#### WHAT IS REQUIRED:
Keep the pictures out of the copy and repeat the records exactly.

----- PROVIDED ENTRIES -----

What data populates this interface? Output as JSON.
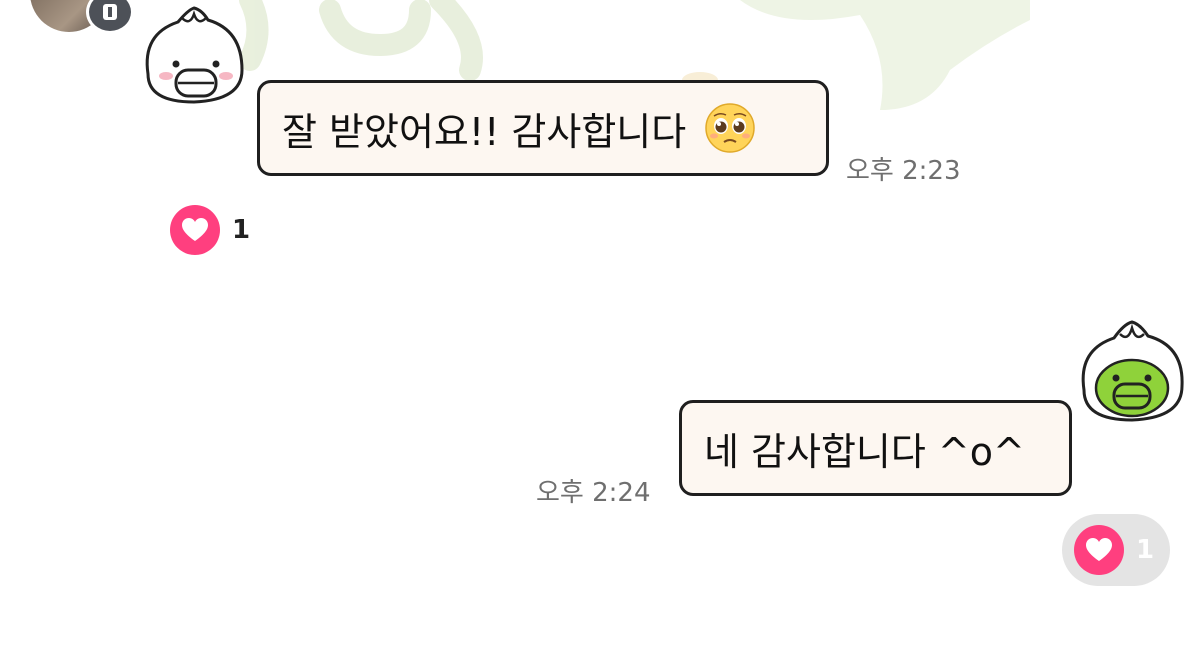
{
  "messages": [
    {
      "text": "잘 받았어요!! 감사합니다",
      "emoji": "pleading-face",
      "time": "오후 2:23",
      "reaction_count": "1",
      "sender": "other"
    },
    {
      "text": "네 감사합니다 ^o^",
      "time": "오후 2:24",
      "reaction_count": "1",
      "sender": "me"
    }
  ],
  "colors": {
    "bubble_fill": "#fdf7f1",
    "bubble_border": "#1f1f1f",
    "heart": "#ff3f7f",
    "time_text": "#6f6f6f",
    "reaction_pill": "#e4e4e4"
  },
  "icons": {
    "reaction": "heart-icon",
    "emoji": "pleading-face-emoji",
    "profile_other": "dumpling-white-face-sticker",
    "profile_me": "dumpling-green-face-sticker"
  }
}
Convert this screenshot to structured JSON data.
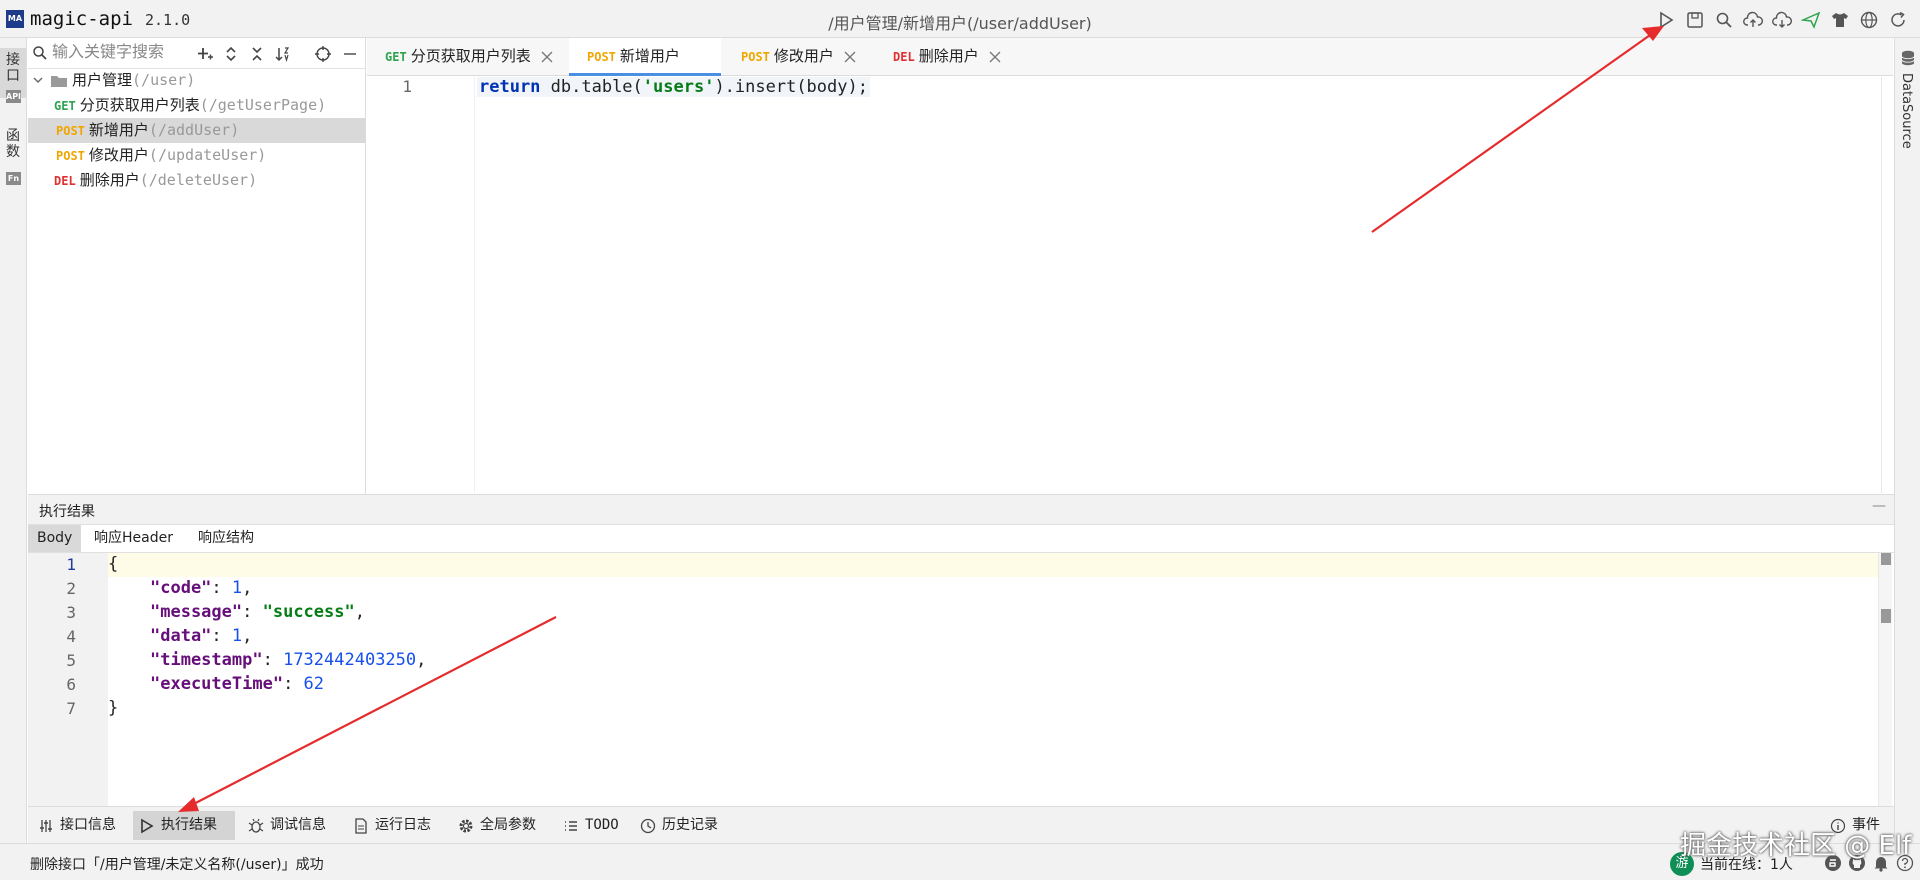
{
  "app": {
    "name": "magic-api",
    "version": "2.1.0",
    "logo_text": "MA",
    "title_path": "/用户管理/新增用户(/user/addUser)"
  },
  "toolbar": [
    "play-icon",
    "save-icon",
    "search-icon",
    "upload-icon",
    "download-icon",
    "send-icon",
    "skin-icon",
    "globe-icon",
    "refresh-icon"
  ],
  "left_strip": {
    "tab_api": "接口",
    "tab_func": "函数",
    "icon_api": "API",
    "icon_fn": "Fn"
  },
  "search": {
    "placeholder": "输入关键字搜索"
  },
  "tree": {
    "group": {
      "name": "用户管理",
      "path": "(/user)"
    },
    "items": [
      {
        "method": "GET",
        "name": "分页获取用户列表",
        "path": "(/getUserPage)"
      },
      {
        "method": "POST",
        "name": "新增用户",
        "path": "(/addUser)"
      },
      {
        "method": "POST",
        "name": "修改用户",
        "path": "(/updateUser)"
      },
      {
        "method": "DEL",
        "name": "删除用户",
        "path": "(/deleteUser)"
      }
    ]
  },
  "tabs": [
    {
      "method": "GET",
      "name": "分页获取用户列表"
    },
    {
      "method": "POST",
      "name": "新增用户"
    },
    {
      "method": "POST",
      "name": "修改用户"
    },
    {
      "method": "DEL",
      "name": "删除用户"
    }
  ],
  "editor": {
    "line_no": "1",
    "code": {
      "kw": "return",
      "pre": " db.table(",
      "str": "'users'",
      "post": ").insert(body);"
    }
  },
  "right_strip": {
    "label": "DataSource"
  },
  "results": {
    "title": "执行结果",
    "minimize": "—",
    "subtabs": [
      "Body",
      "响应Header",
      "响应结构"
    ],
    "line_numbers": [
      "1",
      "2",
      "3",
      "4",
      "5",
      "6",
      "7"
    ],
    "json": {
      "open": "{",
      "close": "}",
      "k1": "\"code\"",
      "v1": "1",
      "k2": "\"message\"",
      "v2": "\"success\"",
      "k3": "\"data\"",
      "v3": "1",
      "k4": "\"timestamp\"",
      "v4": "1732442403250",
      "k5": "\"executeTime\"",
      "v5": "62",
      "colon": ": ",
      "comma": ","
    }
  },
  "bottom_tabs": [
    "接口信息",
    "执行结果",
    "调试信息",
    "运行日志",
    "全局参数",
    "TODO",
    "历史记录"
  ],
  "bottom_right": {
    "label": "事件"
  },
  "status": {
    "message": "删除接口「/用户管理/未定义名称(/user)」成功",
    "online_badge": "游",
    "online_text": "当前在线：1人"
  },
  "watermark": "掘金技术社区 @ Elf",
  "colors": {
    "get": "#2ea44f",
    "post": "#f0a500",
    "del": "#e03030",
    "arrow": "#e52b2b",
    "accent": "#4a90e2"
  }
}
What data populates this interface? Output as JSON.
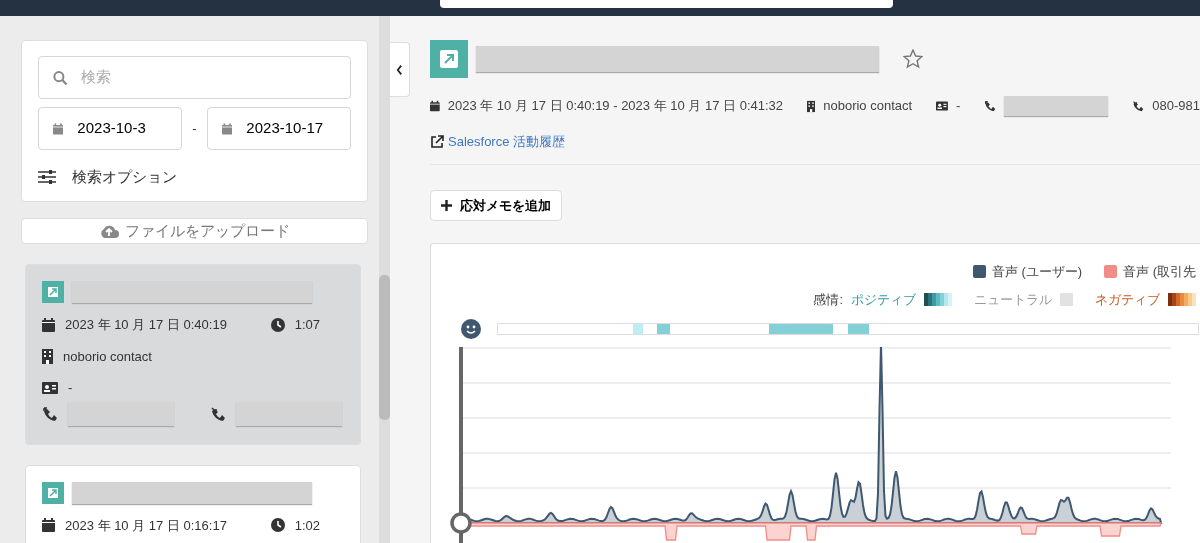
{
  "sidebar": {
    "search": {
      "placeholder": "検索"
    },
    "date_from": "2023-10-3",
    "date_separator": "-",
    "date_to": "2023-10-17",
    "search_options": "検索オプション",
    "upload_button": "ファイルをアップロード",
    "calls": [
      {
        "selected": true,
        "datetime": "2023 年 10 月 17 日 0:40:19",
        "duration": "1:07",
        "company": "noborio contact",
        "contact": "-"
      },
      {
        "selected": false,
        "datetime": "2023 年 10 月 17 日 0:16:17",
        "duration": "1:02"
      }
    ]
  },
  "detail": {
    "starred": false,
    "datetime_range": "2023 年 10 月 17 日 0:40:19 - 2023 年 10 月 17 日 0:41:32",
    "company": "noborio contact",
    "contact": "-",
    "phone_to": "080-981",
    "salesforce_link": "Salesforce 活動履歴",
    "add_memo_button": "応対メモを追加",
    "chart": {
      "legend": [
        {
          "label": "音声 (ユーザー)",
          "color": "#3f586f"
        },
        {
          "label": "音声 (取引先",
          "color": "#f28c86"
        }
      ],
      "sentiment_label": "感情:",
      "positive": "ポジティブ",
      "neutral": "ニュートラル",
      "negative": "ネガティブ"
    }
  }
}
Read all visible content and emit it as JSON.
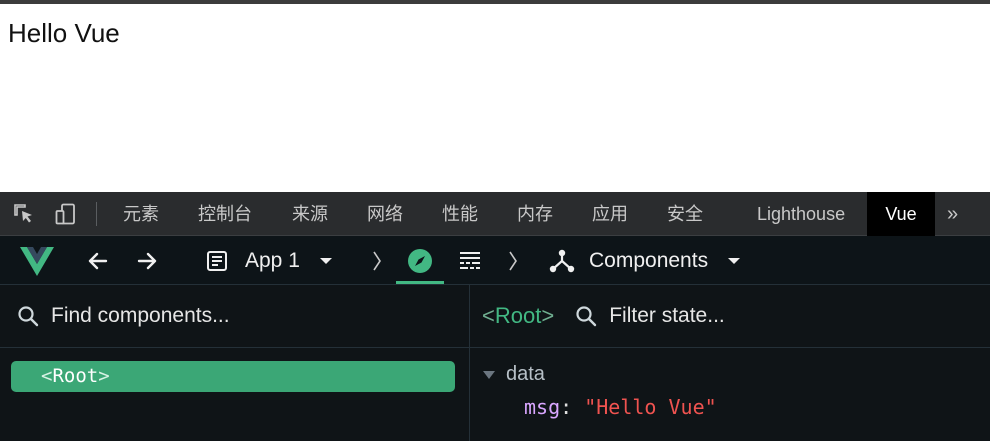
{
  "page": {
    "text": "Hello Vue"
  },
  "devtools_tabs": {
    "elements": "元素",
    "console": "控制台",
    "sources": "来源",
    "network": "网络",
    "performance": "性能",
    "memory": "内存",
    "application": "应用",
    "security": "安全",
    "lighthouse": "Lighthouse",
    "vue": "Vue",
    "more": "»"
  },
  "vue_toolbar": {
    "app_selector": "App 1",
    "mode": "Components"
  },
  "components_panel": {
    "search_placeholder": "Find components...",
    "tree": [
      {
        "open": "<",
        "name": "Root",
        "close": ">"
      }
    ]
  },
  "inspector": {
    "component_name": "Root",
    "open": "<",
    "close": ">",
    "filter_placeholder": "Filter state...",
    "section": "data",
    "state": {
      "key": "msg",
      "colon": ":",
      "value": "\"Hello Vue\""
    }
  },
  "colors": {
    "vue_green": "#42b883",
    "selected_row": "#3ba776",
    "string_value": "#ef5350",
    "key": "#d9a6ff"
  }
}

-----

#### EXERCISE ANSWER:
What data populates this interface? Output as JSON.
{
  "messages": [
    {
      "text": "잘 받았어요!! 감사합니다",
      "emoji": "pleading-face",
      "time": "오후 2:23",
      "reaction_count": "1",
      "sender": "other"
    },
    {
      "text": "네 감사합니다 ^o^",
      "time": "오후 2:24",
      "reaction_count": "1",
      "sender": "me"
    }
  ],
  "colors": {
    "bubble_fill": "#fdf7f1",
    "bubble_border": "#1f1f1f",
    "heart": "#ff3f7f",
    "time_text": "#6f6f6f",
    "reaction_pill": "#e4e4e4"
  },
  "icons": {
    "reaction": "heart-icon",
    "emoji": "pleading-face-emoji",
    "profile_other": "dumpling-white-face-sticker",
    "profile_me": "dumpling-green-face-sticker"
  }
}
Convert this screenshot to structured JSON data.
{
  "app": {
    "name": "magic-api",
    "version": "2.1.0",
    "logo_text": "MA",
    "title_path": "/用户管理/新增用户(/user/addUser)"
  },
  "toolbar": [
    "play-icon",
    "save-icon",
    "search-icon",
    "upload-icon",
    "download-icon",
    "send-icon",
    "skin-icon",
    "globe-icon",
    "refresh-icon"
  ],
  "left_strip": {
    "tab_api": "接口",
    "tab_func": "函数",
    "icon_api": "API",
    "icon_fn": "Fn"
  },
  "search": {
    "placeholder": "输入关键字搜索"
  },
  "tree": {
    "group": {
      "name": "用户管理",
      "path": "(/user)"
    },
    "items": [
      {
        "method": "GET",
        "name": "分页获取用户列表",
        "path": "(/getUserPage)"
      },
      {
        "method": "POST",
        "name": "新增用户",
        "path": "(/addUser)"
      },
      {
        "method": "POST",
        "name": "修改用户",
        "path": "(/updateUser)"
      },
      {
        "method": "DEL",
        "name": "删除用户",
        "path": "(/deleteUser)"
      }
    ]
  },
  "tabs": [
    {
      "method": "GET",
      "name": "分页获取用户列表"
    },
    {
      "method": "POST",
      "name": "新增用户"
    },
    {
      "method": "POST",
      "name": "修改用户"
    },
    {
      "method": "DEL",
      "name": "删除用户"
    }
  ],
  "editor": {
    "line_no": "1",
    "code": {
      "kw": "return",
      "pre": " db.table(",
      "str": "'users'",
      "post": ").insert(body);"
    }
  },
  "right_strip": {
    "label": "DataSource"
  },
  "results": {
    "title": "执行结果",
    "minimize": "—",
    "subtabs": [
      "Body",
      "响应Header",
      "响应结构"
    ],
    "line_numbers": [
      "1",
      "2",
      "3",
      "4",
      "5",
      "6",
      "7"
    ],
    "json": {
      "open": "{",
      "close": "}",
      "k1": "\"code\"",
      "v1": "1",
      "k2": "\"message\"",
      "v2": "\"success\"",
      "k3": "\"data\"",
      "v3": "1",
      "k4": "\"timestamp\"",
      "v4": "1732442403250",
      "k5": "\"executeTime\"",
      "v5": "62",
      "colon": ": ",
      "comma": ","
    }
  },
  "bottom_tabs": [
    "接口信息",
    "执行结果",
    "调试信息",
    "运行日志",
    "全局参数",
    "TODO",
    "历史记录"
  ],
  "bottom_right": {
    "label": "事件"
  },
  "status": {
    "message": "删除接口「/用户管理/未定义名称(/user)」成功",
    "online_badge": "游",
    "online_text": "当前在线：1人"
  },
  "watermark": "掘金技术社区 @ Elf",
  "colors": {
    "get": "#2ea44f",
    "post": "#f0a500",
    "del": "#e03030",
    "arrow": "#e52b2b",
    "accent": "#4a90e2"
  }
}
What data populates this interface? Output as JSON.
{
  "sidebar": {
    "search": {
      "placeholder": "検索"
    },
    "date_from": "2023-10-3",
    "date_separator": "-",
    "date_to": "2023-10-17",
    "search_options": "検索オプション",
    "upload_button": "ファイルをアップロード",
    "calls": [
      {
        "selected": true,
        "datetime": "2023 年 10 月 17 日 0:40:19",
        "duration": "1:07",
        "company": "noborio contact",
        "contact": "-"
      },
      {
        "selected": false,
        "datetime": "2023 年 10 月 17 日 0:16:17",
        "duration": "1:02"
      }
    ]
  },
  "detail": {
    "starred": false,
    "datetime_range": "2023 年 10 月 17 日 0:40:19 - 2023 年 10 月 17 日 0:41:32",
    "company": "noborio contact",
    "contact": "-",
    "phone_to": "080-981",
    "salesforce_link": "Salesforce 活動履歴",
    "add_memo_button": "応対メモを追加",
    "chart": {
      "legend": [
        {
          "label": "音声 (ユーザー)",
          "color": "#3f586f"
        },
        {
          "label": "音声 (取引先",
          "color": "#f28c86"
        }
      ],
      "sentiment_label": "感情:",
      "positive": "ポジティブ",
      "neutral": "ニュートラル",
      "negative": "ネガティブ"
    }
  }
}
Read all visible content and emit it as JSON.
{
  "page": {
    "text": "Hello Vue"
  },
  "devtools_tabs": {
    "elements": "元素",
    "console": "控制台",
    "sources": "来源",
    "network": "网络",
    "performance": "性能",
    "memory": "内存",
    "application": "应用",
    "security": "安全",
    "lighthouse": "Lighthouse",
    "vue": "Vue",
    "more": "»"
  },
  "vue_toolbar": {
    "app_selector": "App 1",
    "mode": "Components"
  },
  "components_panel": {
    "search_placeholder": "Find components...",
    "tree": [
      {
        "open": "<",
        "name": "Root",
        "close": ">"
      }
    ]
  },
  "inspector": {
    "component_name": "Root",
    "open": "<",
    "close": ">",
    "filter_placeholder": "Filter state...",
    "section": "data",
    "state": {
      "key": "msg",
      "colon": ":",
      "value": "\"Hello Vue\""
    }
  },
  "colors": {
    "vue_green": "#42b883",
    "selected_row": "#3ba776",
    "string_value": "#ef5350",
    "key": "#d9a6ff"
  }
}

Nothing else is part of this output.